* What to work on
Copy the data below exactly.
Segment Open
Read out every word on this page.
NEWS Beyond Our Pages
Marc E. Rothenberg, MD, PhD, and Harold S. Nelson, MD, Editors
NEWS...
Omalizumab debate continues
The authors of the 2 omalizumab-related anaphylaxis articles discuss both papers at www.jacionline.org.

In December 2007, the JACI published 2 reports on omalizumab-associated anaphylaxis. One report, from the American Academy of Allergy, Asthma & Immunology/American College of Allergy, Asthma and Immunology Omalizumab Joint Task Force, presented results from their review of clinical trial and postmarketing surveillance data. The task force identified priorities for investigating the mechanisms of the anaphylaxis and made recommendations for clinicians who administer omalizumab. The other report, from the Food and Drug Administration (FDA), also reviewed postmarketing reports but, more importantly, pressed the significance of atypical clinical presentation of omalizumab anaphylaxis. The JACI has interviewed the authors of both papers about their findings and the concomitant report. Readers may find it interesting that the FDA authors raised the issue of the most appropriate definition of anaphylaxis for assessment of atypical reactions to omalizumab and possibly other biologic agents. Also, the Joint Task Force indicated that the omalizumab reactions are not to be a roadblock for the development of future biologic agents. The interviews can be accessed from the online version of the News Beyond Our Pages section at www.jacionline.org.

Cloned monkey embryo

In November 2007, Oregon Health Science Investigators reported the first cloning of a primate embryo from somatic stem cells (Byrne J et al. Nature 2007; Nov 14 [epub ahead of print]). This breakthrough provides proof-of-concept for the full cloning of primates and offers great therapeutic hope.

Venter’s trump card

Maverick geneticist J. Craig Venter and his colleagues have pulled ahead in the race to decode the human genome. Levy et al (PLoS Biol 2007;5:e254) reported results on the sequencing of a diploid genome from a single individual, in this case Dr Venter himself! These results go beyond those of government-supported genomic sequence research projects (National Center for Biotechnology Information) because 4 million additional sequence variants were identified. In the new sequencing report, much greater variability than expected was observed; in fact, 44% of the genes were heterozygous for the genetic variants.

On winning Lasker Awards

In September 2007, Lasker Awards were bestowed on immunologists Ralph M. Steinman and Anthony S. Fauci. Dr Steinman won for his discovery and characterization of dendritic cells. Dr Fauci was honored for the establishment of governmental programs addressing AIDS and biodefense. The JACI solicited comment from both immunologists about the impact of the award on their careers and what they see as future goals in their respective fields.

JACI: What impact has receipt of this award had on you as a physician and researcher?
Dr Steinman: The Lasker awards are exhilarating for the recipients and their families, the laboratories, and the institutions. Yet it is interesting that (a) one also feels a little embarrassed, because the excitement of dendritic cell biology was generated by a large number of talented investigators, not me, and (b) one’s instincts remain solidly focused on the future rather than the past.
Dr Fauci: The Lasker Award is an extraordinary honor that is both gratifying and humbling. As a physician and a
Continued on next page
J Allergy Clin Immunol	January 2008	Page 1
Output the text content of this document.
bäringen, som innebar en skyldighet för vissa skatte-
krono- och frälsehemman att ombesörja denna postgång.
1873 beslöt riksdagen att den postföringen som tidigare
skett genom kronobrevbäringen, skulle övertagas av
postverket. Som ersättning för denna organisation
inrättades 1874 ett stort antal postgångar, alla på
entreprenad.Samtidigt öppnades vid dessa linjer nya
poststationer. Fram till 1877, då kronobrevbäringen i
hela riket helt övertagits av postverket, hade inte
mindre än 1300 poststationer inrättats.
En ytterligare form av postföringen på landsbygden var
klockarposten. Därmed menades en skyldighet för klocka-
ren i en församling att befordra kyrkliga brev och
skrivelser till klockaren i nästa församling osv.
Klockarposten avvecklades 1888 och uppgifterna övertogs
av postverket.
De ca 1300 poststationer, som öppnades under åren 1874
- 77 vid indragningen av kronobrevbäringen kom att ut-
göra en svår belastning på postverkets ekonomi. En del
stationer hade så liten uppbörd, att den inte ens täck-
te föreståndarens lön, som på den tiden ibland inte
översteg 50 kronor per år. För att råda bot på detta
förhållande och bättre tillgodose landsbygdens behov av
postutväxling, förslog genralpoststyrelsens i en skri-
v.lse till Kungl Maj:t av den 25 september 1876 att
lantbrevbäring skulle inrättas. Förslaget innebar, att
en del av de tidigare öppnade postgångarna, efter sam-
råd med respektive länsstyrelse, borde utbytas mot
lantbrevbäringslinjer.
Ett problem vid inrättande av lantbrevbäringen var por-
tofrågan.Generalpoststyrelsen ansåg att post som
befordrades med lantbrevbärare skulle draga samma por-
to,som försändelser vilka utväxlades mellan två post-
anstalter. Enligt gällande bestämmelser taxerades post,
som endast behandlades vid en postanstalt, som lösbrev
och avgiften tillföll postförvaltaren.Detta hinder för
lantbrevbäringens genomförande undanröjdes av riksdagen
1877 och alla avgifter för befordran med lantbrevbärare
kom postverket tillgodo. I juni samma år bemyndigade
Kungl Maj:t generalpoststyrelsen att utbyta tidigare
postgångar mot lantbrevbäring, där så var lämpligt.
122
Segment Closed
* Solution to the problem
Read out every word on this page.
NEWS Beyond Our Pages
Marc E. Rothenberg, MD, PhD, and Harold S. Nelson, MD, Editors
NEWS...
Omalizumab debate continues
The authors of the 2 omalizumab-related anaphylaxis articles discuss both papers at www.jacionline.org.

In December 2007, the JACI published 2 reports on omalizumab-associated anaphylaxis. One report, from the American Academy of Allergy, Asthma & Immunology/American College of Allergy, Asthma and Immunology Omalizumab Joint Task Force, presented results from their review of clinical trial and postmarketing surveillance data. The task force identified priorities for investigating the mechanisms of the anaphylaxis and made recommendations for clinicians who administer omalizumab. The other report, from the Food and Drug Administration (FDA), also reviewed postmarketing reports but, more importantly, pressed the significance of atypical clinical presentation of omalizumab anaphylaxis. The JACI has interviewed the authors of both papers about their findings and the concomitant report. Readers may find it interesting that the FDA authors raised the issue of the most appropriate definition of anaphylaxis for assessment of atypical reactions to omalizumab and possibly other biologic agents. Also, the Joint Task Force indicated that the omalizumab reactions are not to be a roadblock for the development of future biologic agents. The interviews can be accessed from the online version of the News Beyond Our Pages section at www.jacionline.org.

Cloned monkey embryo

In November 2007, Oregon Health Science Investigators reported the first cloning of a primate embryo from somatic stem cells (Byrne J et al. Nature 2007; Nov 14 [epub ahead of print]). This breakthrough provides proof-of-concept for the full cloning of primates and offers great therapeutic hope.

Venter’s trump card

Maverick geneticist J. Craig Venter and his colleagues have pulled ahead in the race to decode the human genome. Levy et al (PLoS Biol 2007;5:e254) reported results on the sequencing of a diploid genome from a single individual, in this case Dr Venter himself! These results go beyond those of government-supported genomic sequence research projects (National Center for Biotechnology Information) because 4 million additional sequence variants were identified. In the new sequencing report, much greater variability than expected was observed; in fact, 44% of the genes were heterozygous for the genetic variants.

On winning Lasker Awards

In September 2007, Lasker Awards were bestowed on immunologists Ralph M. Steinman and Anthony S. Fauci. Dr Steinman won for his discovery and characterization of dendritic cells. Dr Fauci was honored for the establishment of governmental programs addressing AIDS and biodefense. The JACI solicited comment from both immunologists about the impact of the award on their careers and what they see as future goals in their respective fields.

JACI: What impact has receipt of this award had on you as a physician and researcher?
Dr Steinman: The Lasker awards are exhilarating for the recipients and their families, the laboratories, and the institutions. Yet it is interesting that (a) one also feels a little embarrassed, because the excitement of dendritic cell biology was generated by a large number of talented investigators, not me, and (b) one’s instincts remain solidly focused on the future rather than the past.
Dr Fauci: The Lasker Award is an extraordinary honor that is both gratifying and humbling. As a physician and a
Continued on next page
J Allergy Clin Immunol	January 2008	Page 1
Output the text content of this document.
bäringen, som innebar en skyldighet för vissa skatte-
krono- och frälsehemman att ombesörja denna postgång.
1873 beslöt riksdagen att den postföringen som tidigare
skett genom kronobrevbäringen, skulle övertagas av
postverket. Som ersättning för denna organisation
inrättades 1874 ett stort antal postgångar, alla på
entreprenad.Samtidigt öppnades vid dessa linjer nya
poststationer. Fram till 1877, då kronobrevbäringen i
hela riket helt övertagits av postverket, hade inte
mindre än 1300 poststationer inrättats.
En ytterligare form av postföringen på landsbygden var
klockarposten. Därmed menades en skyldighet för klocka-
ren i en församling att befordra kyrkliga brev och
skrivelser till klockaren i nästa församling osv.
Klockarposten avvecklades 1888 och uppgifterna övertogs
av postverket.
De ca 1300 poststationer, som öppnades under åren 1874
- 77 vid indragningen av kronobrevbäringen kom att ut-
göra en svår belastning på postverkets ekonomi. En del
stationer hade så liten uppbörd, att den inte ens täck-
te föreståndarens lön, som på den tiden ibland inte
översteg 50 kronor per år. För att råda bot på detta
förhållande och bättre tillgodose landsbygdens behov av
postutväxling, förslog genralpoststyrelsens i en skri-
v.lse till Kungl Maj:t av den 25 september 1876 att
lantbrevbäring skulle inrättas. Förslaget innebar, att
en del av de tidigare öppnade postgångarna, efter sam-
råd med respektive länsstyrelse, borde utbytas mot
lantbrevbäringslinjer.
Ett problem vid inrättande av lantbrevbäringen var por-
tofrågan.Generalpoststyrelsen ansåg att post som
befordrades med lantbrevbärare skulle draga samma por-
to,som försändelser vilka utväxlades mellan två post-
anstalter. Enligt gällande bestämmelser taxerades post,
som endast behandlades vid en postanstalt, som lösbrev
och avgiften tillföll postförvaltaren.Detta hinder för
lantbrevbäringens genomförande undanröjdes av riksdagen
1877 och alla avgifter för befordran med lantbrevbärare
kom postverket tillgodo. I juni samma år bemyndigade
Kungl Maj:t generalpoststyrelsen att utbyta tidigare
postgångar mot lantbrevbäring, där så var lämpligt.
122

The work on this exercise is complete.